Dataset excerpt
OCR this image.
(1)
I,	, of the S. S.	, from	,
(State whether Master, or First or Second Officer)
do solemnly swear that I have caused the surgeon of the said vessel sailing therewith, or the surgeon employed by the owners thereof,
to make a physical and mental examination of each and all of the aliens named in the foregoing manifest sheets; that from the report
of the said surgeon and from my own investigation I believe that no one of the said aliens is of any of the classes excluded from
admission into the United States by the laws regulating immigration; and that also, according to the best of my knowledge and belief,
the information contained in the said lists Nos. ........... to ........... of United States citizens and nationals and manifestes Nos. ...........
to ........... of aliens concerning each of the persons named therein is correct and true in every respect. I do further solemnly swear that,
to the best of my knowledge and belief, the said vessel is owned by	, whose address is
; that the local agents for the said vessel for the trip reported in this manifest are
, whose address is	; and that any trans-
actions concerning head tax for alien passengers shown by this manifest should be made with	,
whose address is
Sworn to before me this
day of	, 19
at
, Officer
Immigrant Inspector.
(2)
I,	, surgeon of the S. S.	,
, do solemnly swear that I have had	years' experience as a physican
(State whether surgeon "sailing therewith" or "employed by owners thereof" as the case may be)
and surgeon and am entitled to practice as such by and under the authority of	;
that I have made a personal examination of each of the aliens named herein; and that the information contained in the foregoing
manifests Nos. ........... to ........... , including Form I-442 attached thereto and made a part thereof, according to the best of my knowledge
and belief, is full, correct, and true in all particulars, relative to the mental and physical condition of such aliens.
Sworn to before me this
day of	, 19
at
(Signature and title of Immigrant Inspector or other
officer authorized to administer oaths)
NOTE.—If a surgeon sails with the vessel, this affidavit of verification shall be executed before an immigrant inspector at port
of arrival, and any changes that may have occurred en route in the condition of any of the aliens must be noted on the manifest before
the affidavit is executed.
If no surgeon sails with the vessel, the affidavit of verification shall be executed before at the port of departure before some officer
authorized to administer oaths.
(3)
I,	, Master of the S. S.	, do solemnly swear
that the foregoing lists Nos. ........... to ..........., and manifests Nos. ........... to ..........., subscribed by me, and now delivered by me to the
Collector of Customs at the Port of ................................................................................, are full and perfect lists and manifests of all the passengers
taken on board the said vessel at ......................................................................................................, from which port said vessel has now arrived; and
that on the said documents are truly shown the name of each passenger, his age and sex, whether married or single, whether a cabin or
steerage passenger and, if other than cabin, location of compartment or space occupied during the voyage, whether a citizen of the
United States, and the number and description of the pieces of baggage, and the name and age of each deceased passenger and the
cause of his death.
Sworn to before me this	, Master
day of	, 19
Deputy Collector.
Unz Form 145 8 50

* _Request_
Go through the records above and copy every line with the word "therewith".

* _Result_
do solemnly swear that I have caused the surgeon of the said vessel sailing therewith, or the surgeon employed by the owners thereof,
(State whether surgeon "sailing therewith" or "employed by owners thereof" as the case may be)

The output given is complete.